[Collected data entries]
****************************************
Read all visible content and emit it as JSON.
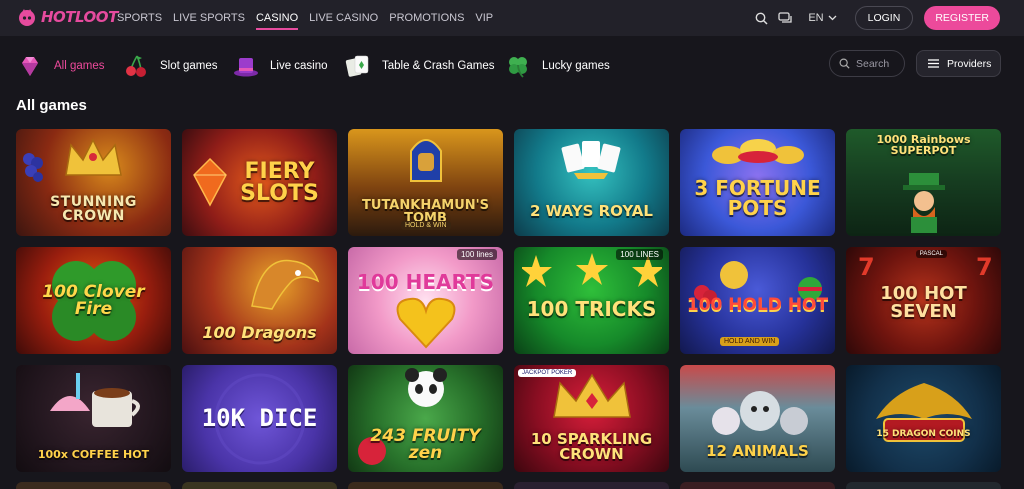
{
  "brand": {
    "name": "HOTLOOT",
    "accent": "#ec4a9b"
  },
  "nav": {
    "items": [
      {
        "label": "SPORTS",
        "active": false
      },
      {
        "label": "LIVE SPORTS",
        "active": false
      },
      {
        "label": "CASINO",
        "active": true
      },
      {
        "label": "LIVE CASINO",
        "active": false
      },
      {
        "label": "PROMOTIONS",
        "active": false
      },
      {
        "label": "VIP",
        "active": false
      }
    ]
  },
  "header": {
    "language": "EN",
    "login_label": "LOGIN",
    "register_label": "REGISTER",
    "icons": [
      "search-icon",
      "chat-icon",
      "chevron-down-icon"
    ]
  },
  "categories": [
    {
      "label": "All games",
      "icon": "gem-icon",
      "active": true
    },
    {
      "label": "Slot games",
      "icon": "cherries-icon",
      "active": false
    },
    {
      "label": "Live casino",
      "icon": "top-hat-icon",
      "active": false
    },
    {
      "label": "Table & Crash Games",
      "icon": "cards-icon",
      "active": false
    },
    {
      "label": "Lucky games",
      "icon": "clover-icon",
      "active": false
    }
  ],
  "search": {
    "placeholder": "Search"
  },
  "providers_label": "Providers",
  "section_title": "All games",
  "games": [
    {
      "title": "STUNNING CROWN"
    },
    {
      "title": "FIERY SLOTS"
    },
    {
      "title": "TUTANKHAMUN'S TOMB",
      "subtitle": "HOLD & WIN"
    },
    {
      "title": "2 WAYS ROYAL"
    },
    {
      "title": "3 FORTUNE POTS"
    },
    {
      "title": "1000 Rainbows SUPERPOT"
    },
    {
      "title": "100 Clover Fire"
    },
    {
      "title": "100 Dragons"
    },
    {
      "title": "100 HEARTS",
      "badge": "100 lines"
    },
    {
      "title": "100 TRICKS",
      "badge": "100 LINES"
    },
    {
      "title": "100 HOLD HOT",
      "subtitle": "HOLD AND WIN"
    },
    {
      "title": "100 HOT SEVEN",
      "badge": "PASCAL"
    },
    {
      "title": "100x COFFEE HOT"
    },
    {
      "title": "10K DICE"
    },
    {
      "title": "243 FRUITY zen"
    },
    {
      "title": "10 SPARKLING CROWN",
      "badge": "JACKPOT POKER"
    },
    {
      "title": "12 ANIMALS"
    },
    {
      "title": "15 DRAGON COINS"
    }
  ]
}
****************************************
Exercise details
Set every line down exactly as written, leaving each picture out.

Written reply
Read all visible content and emit it as JSON.
{
  "brand": {
    "name": "HOTLOOT",
    "accent": "#ec4a9b"
  },
  "nav": {
    "items": [
      {
        "label": "SPORTS",
        "active": false
      },
      {
        "label": "LIVE SPORTS",
        "active": false
      },
      {
        "label": "CASINO",
        "active": true
      },
      {
        "label": "LIVE CASINO",
        "active": false
      },
      {
        "label": "PROMOTIONS",
        "active": false
      },
      {
        "label": "VIP",
        "active": false
      }
    ]
  },
  "header": {
    "language": "EN",
    "login_label": "LOGIN",
    "register_label": "REGISTER",
    "icons": [
      "search-icon",
      "chat-icon",
      "chevron-down-icon"
    ]
  },
  "categories": [
    {
      "label": "All games",
      "icon": "gem-icon",
      "active": true
    },
    {
      "label": "Slot games",
      "icon": "cherries-icon",
      "active": false
    },
    {
      "label": "Live casino",
      "icon": "top-hat-icon",
      "active": false
    },
    {
      "label": "Table & Crash Games",
      "icon": "cards-icon",
      "active": false
    },
    {
      "label": "Lucky games",
      "icon": "clover-icon",
      "active": false
    }
  ],
  "search": {
    "placeholder": "Search"
  },
  "providers_label": "Providers",
  "section_title": "All games",
  "games": [
    {
      "title": "STUNNING CROWN"
    },
    {
      "title": "FIERY SLOTS"
    },
    {
      "title": "TUTANKHAMUN'S TOMB",
      "subtitle": "HOLD & WIN"
    },
    {
      "title": "2 WAYS ROYAL"
    },
    {
      "title": "3 FORTUNE POTS"
    },
    {
      "title": "1000 Rainbows SUPERPOT"
    },
    {
      "title": "100 Clover Fire"
    },
    {
      "title": "100 Dragons"
    },
    {
      "title": "100 HEARTS",
      "badge": "100 lines"
    },
    {
      "title": "100 TRICKS",
      "badge": "100 LINES"
    },
    {
      "title": "100 HOLD HOT",
      "subtitle": "HOLD AND WIN"
    },
    {
      "title": "100 HOT SEVEN",
      "badge": "PASCAL"
    },
    {
      "title": "100x COFFEE HOT"
    },
    {
      "title": "10K DICE"
    },
    {
      "title": "243 FRUITY zen"
    },
    {
      "title": "10 SPARKLING CROWN",
      "badge": "JACKPOT POKER"
    },
    {
      "title": "12 ANIMALS"
    },
    {
      "title": "15 DRAGON COINS"
    }
  ]
}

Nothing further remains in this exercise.